### Exercise
Copy every line of the data that includes the string "jobs".

────

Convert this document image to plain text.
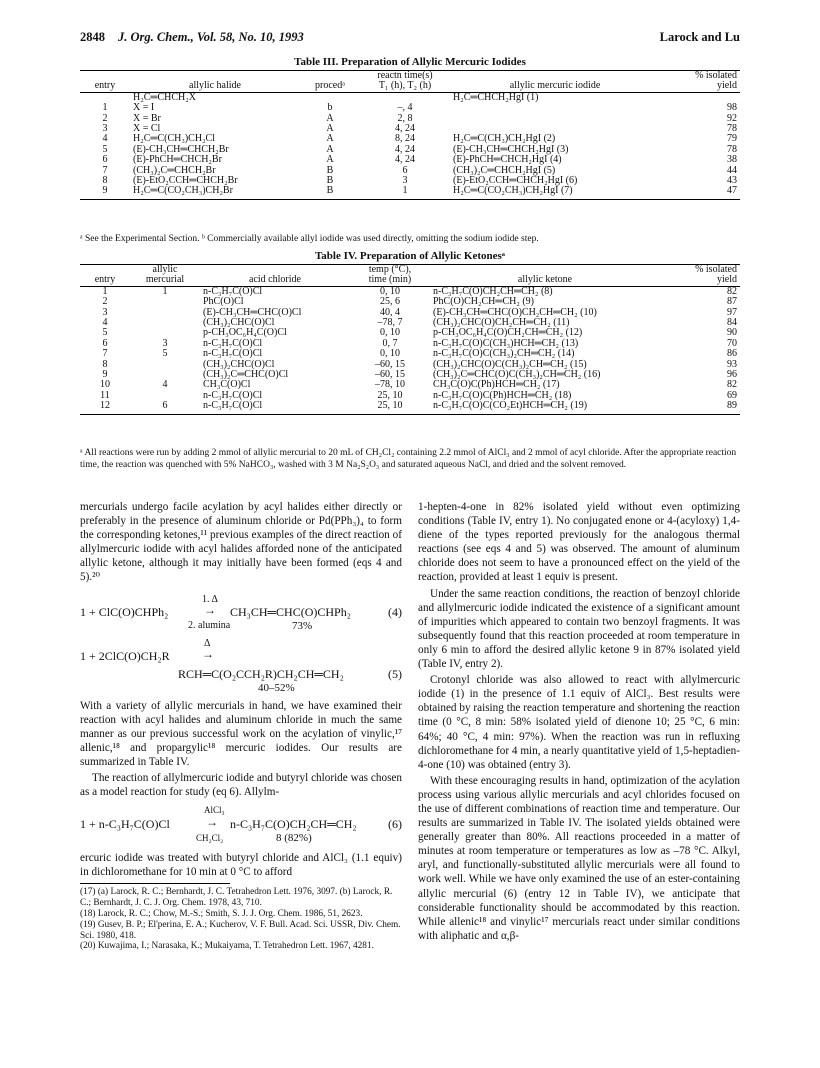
2848 J. Org. Chem., Vol. 58, No. 10, 1993	Larock and Lu
Table III. Preparation of Allylic Mercuric Iodides
			reactn time(s)		% isolated
entry	allylic halide	procedᵃ	T₁ (h), T₂ (h)	allylic mercuric iodide	yield
	H₂C═CHCH₂X			H₂C═CHCH₂HgI (1)	
1	X = I	b	–, 4		98
2	X = Br	A	2, 8		92
3	X = Cl	A	4, 24		78
4	H₂C═C(CH₃)CH₂Cl	A	8, 24	H₂C═C(CH₃)CH₂HgI (2)	79
5	(E)-CH₃CH═CHCH₂Br	A	4, 24	(E)-CH₃CH═CHCH₂HgI (3)	78
6	(E)-PhCH═CHCH₂Br	A	4, 24	(E)-PhCH═CHCH₂HgI (4)	38
7	(CH₃)₂C═CHCH₂Br	B	6	(CH₃)₂C═CHCH₂HgI (5)	44
8	(E)-EtO₂CCH═CHCH₂Br	B	3	(E)-EtO₂CCH═CHCH₂HgI (6)	43
9	H₂C═C(CO₂CH₃)CH₂Br	B	1	H₂C═C(CO₂CH₃)CH₂HgI (7)	47
ᵃ See the Experimental Section. ᵇ Commercially available allyl iodide was used directly, omitting the sodium iodide step.
Table IV. Preparation of Allylic Ketonesᵃ
	allylic		temp (°C),		% isolated
entry	mercurial	acid chloride	time (min)	allylic ketone	yield
1	1	n-C₃H₇C(O)Cl	0, 10	n-C₃H₇C(O)CH₂CH═CH₂ (8)	82
2		PhC(O)Cl	25, 6	PhC(O)CH₂CH═CH₂ (9)	87
3		(E)-CH₃CH═CHC(O)Cl	40, 4	(E)-CH₃CH═CHC(O)CH₂CH═CH₂ (10)	97
4		(CH₃)₂CHC(O)Cl	–78, 7	(CH₃)₂CHC(O)CH₂CH═CH₂ (11)	84
5		p-CH₃OC₆H₄C(O)Cl	0, 10	p-CH₃OC₆H₄C(O)CH₂CH═CH₂ (12)	90
6	3	n-C₃H₇C(O)Cl	0, 7	n-C₃H₇C(O)C(CH₃)HCH═CH₂ (13)	70
7	5	n-C₃H₇C(O)Cl	0, 10	n-C₃H₇C(O)C(CH₃)₂CH═CH₂ (14)	86
8		(CH₃)₂CHC(O)Cl	–60, 15	(CH₃)₂CHC(O)C(CH₃)₂CH═CH₂ (15)	93
9		(CH₃)₂C═CHC(O)Cl	–60, 15	(CH₃)₂C═CHC(O)C(CH₃)₂CH═CH₂ (16)	96
10	4	CH₃C(O)Cl	–78, 10	CH₃C(O)C(Ph)HCH═CH₂ (17)	82
11		n-C₃H₇C(O)Cl	25, 10	n-C₃H₇C(O)C(Ph)HCH═CH₂ (18)	69
12	6	n-C₃H₇C(O)Cl	25, 10	n-C₃H₇C(O)C(CO₂Et)HCH═CH₂ (19)	89
ᵃ All reactions were run by adding 2 mmol of allylic mercurial to 20 mL of CH₂Cl₂ containing 2.2 mmol of AlCl₃ and 2 mmol of acyl chloride. After the appropriate reaction time, the reaction was quenched with 5% NaHCO₃, washed with 3 M Na₂S₂O₃ and saturated aqueous NaCl, and dried and the solvent removed.

mercurials undergo facile acylation by acyl halides either directly or preferably in the presence of aluminum chloride or Pd(PPh₃)₄ to form the corresponding ketones,¹¹ previous examples of the direct reaction of allylmercuric iodide with acyl halides afforded none of the anticipated allylic ketone, although it may initially have been formed (eqs 4 and 5).²⁰

1 + ClC(O)CHPh₂
1. Δ
→
2. alumina
CH₃CH═CHC(O)CHPh₂
73%
(4)
1 + 2ClC(O)CH₂R
Δ
→
RCH═C(O₂CCH₂R)CH₂CH═CH₂
40–52%
(5)

With a variety of allylic mercurials in hand, we have examined their reaction with acyl halides and aluminum chloride in much the same manner as our previous successful work on the acylation of vinylic,¹⁷ allenic,¹⁸ and propargylic¹⁸ mercuric iodides. Our results are summarized in Table IV.

The reaction of allylmercuric iodide and butyryl chloride was chosen as a model reaction for study (eq 6). Allylm-

AlCl₃
1 + n-C₃H₇C(O)Cl	→
CH₂Cl₂
n-C₃H₇C(O)CH₂CH═CH₂
8 (82%)
(6)

ercuric iodide was treated with butyryl chloride and AlCl₃ (1.1 equiv) in dichloromethane for 10 min at 0 °C to afford

(17) (a) Larock, R. C.; Bernhardt, J. C. Tetrahedron Lett. 1976, 3097. (b) Larock, R. C.; Bernhardt, J. C. J. Org. Chem. 1978, 43, 710.
(18) Larock, R. C.; Chow, M.-S.; Smith, S. J. J. Org. Chem. 1986, 51, 2623.
(19) Gusev, B. P.; El'perina, E. A.; Kucherov, V. F. Bull. Acad. Sci. USSR, Div. Chem. Sci. 1980, 418.
(20) Kuwajima, I.; Narasaka, K.; Mukaiyama, T. Tetrahedron Lett. 1967, 4281.

1-hepten-4-one in 82% isolated yield without even optimizing conditions (Table IV, entry 1). No conjugated enone or 4-(acyloxy) 1,4-diene of the types reported previously for the analogous thermal reactions (see eqs 4 and 5) was observed. The amount of aluminum chloride does not seem to have a pronounced effect on the yield of the reaction, provided at least 1 equiv is present.

Under the same reaction conditions, the reaction of benzoyl chloride and allylmercuric iodide indicated the existence of a significant amount of impurities which appeared to contain two benzoyl fragments. It was subsequently found that this reaction proceeded at room temperature in only 6 min to afford the desired allylic ketone 9 in 87% isolated yield (Table IV, entry 2).

Crotonyl chloride was also allowed to react with allylmercuric iodide (1) in the presence of 1.1 equiv of AlCl₃. Best results were obtained by raising the reaction temperature and shortening the reaction time (0 °C, 8 min: 58% isolated yield of dienone 10; 25 °C, 6 min: 64%; 40 °C, 4 min: 97%). When the reaction was run in refluxing dichloromethane for 4 min, a nearly quantitative yield of 1,5-heptadien-4-one (10) was obtained (entry 3).

With these encouraging results in hand, optimization of the acylation process using various allylic mercurials and acyl chlorides focused on the use of different combinations of reaction time and temperature. Our results are summarized in Table IV. The isolated yields obtained were generally greater than 80%. All reactions proceeded in a matter of minutes at room temperature or temperatures as low as –78 °C. Alkyl, aryl, and functionally-substituted allylic mercurials were all found to work well. While we have only examined the use of an ester-containing allylic mercurial (6) (entry 12 in Table IV), we anticipate that considerable functionality should be accommodated by this reaction. While allenic¹⁸ and vinylic¹⁷ mercurials react under similar conditions with aliphatic and α,β-
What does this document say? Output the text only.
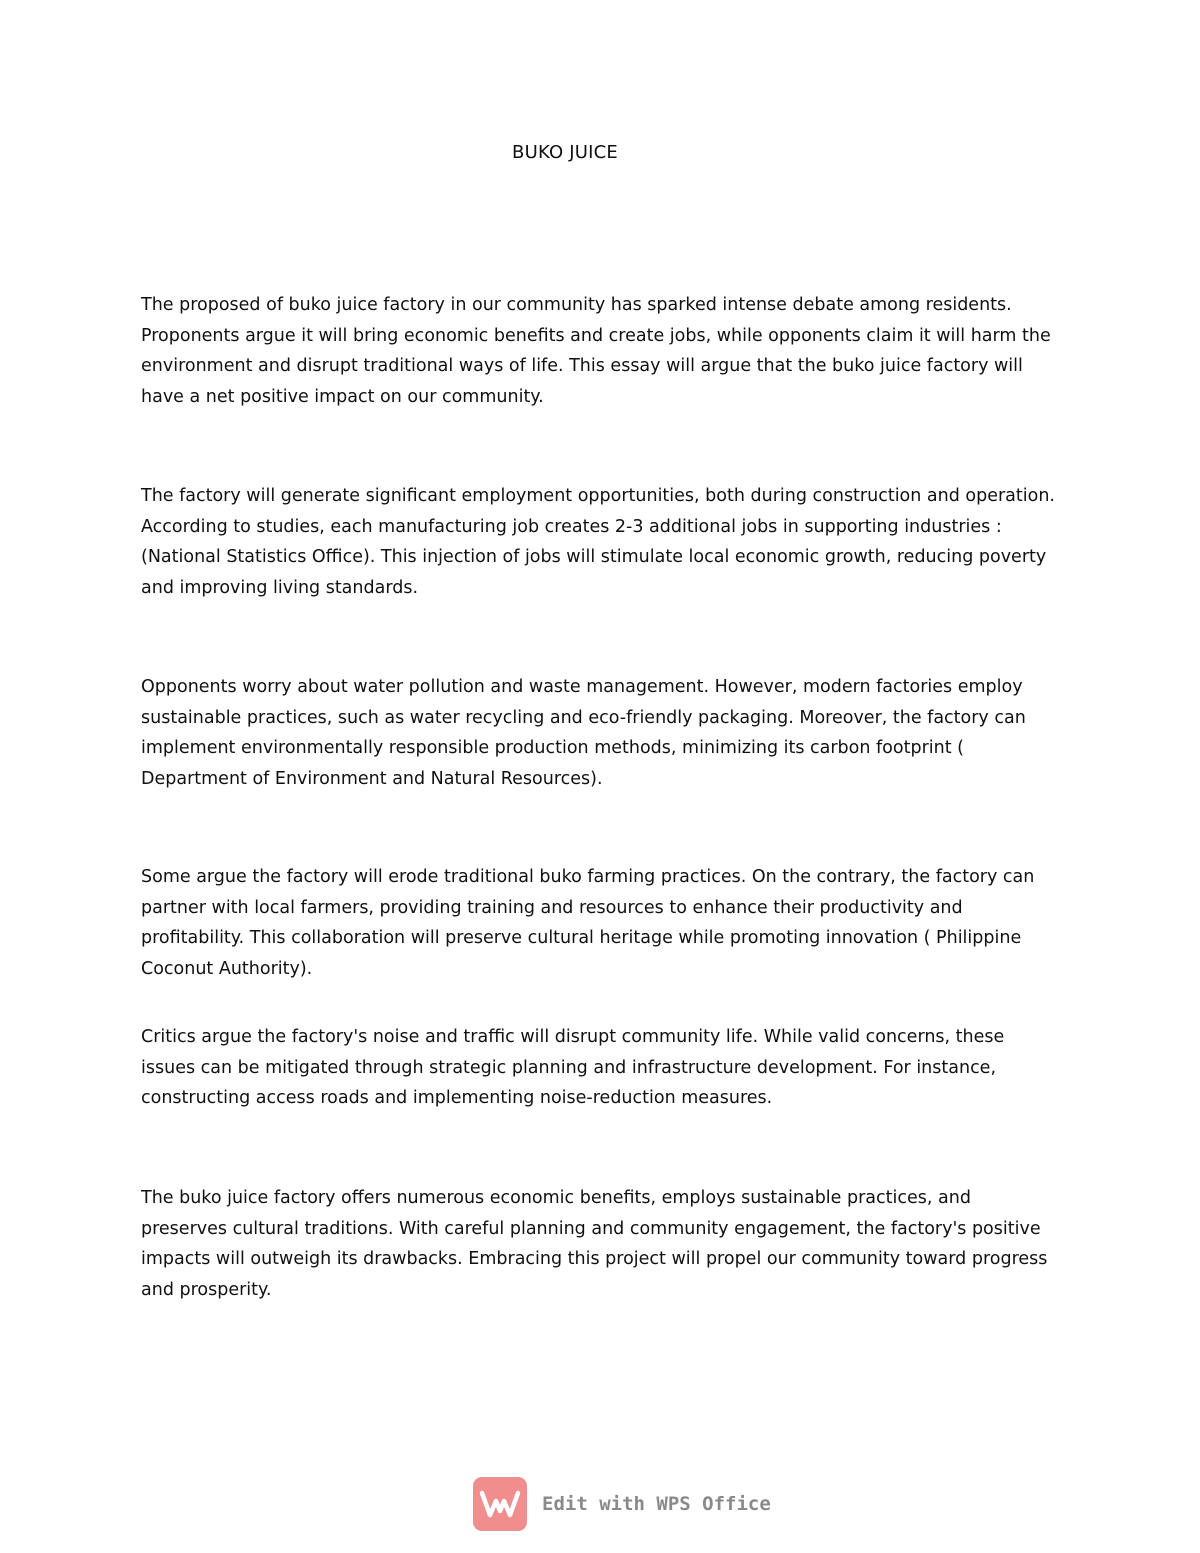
BUKO JUICE

The proposed of buko juice factory in our community has sparked intense debate among residents. Proponents argue it will bring economic benefits and create jobs, while opponents claim it will harm the environment and disrupt traditional ways of life. This essay will argue that the buko juice factory will have a net positive impact on our community.

The factory will generate significant employment opportunities, both during construction and operation. According to studies, each manufacturing job creates 2-3 additional jobs in supporting industries : (National Statistics Office). This injection of jobs will stimulate local economic growth, reducing poverty and improving living standards.

Opponents worry about water pollution and waste management. However, modern factories employ sustainable practices, such as water recycling and eco-friendly packaging. Moreover, the factory can implement environmentally responsible production methods, minimizing its carbon footprint ( Department of Environment and Natural Resources).

Some argue the factory will erode traditional buko farming practices. On the contrary, the factory can partner with local farmers, providing training and resources to enhance their productivity and profitability. This collaboration will preserve cultural heritage while promoting innovation ( Philippine Coconut Authority).

Critics argue the factory's noise and traffic will disrupt community life. While valid concerns, these issues can be mitigated through strategic planning and infrastructure development. For instance, constructing access roads and implementing noise-reduction measures.

The buko juice factory offers numerous economic benefits, employs sustainable practices, and preserves cultural traditions. With careful planning and community engagement, the factory's positive impacts will outweigh its drawbacks. Embracing this project will propel our community toward progress and prosperity.

Edit with WPS Office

────

### Response to the exercise
The proposed of buko juice factory in our community has sparked intense debate among residents. Proponents argue it will bring economic benefits and create jobs, while opponents claim it will harm the environment and disrupt traditional ways of life. This essay will argue that the buko juice factory will have a net positive impact on our community.
The factory will generate significant employment opportunities, both during construction and operation. According to studies, each manufacturing job creates 2-3 additional jobs in supporting industries : (National Statistics Office). This injection of jobs will stimulate local economic growth, reducing poverty and improving living standards.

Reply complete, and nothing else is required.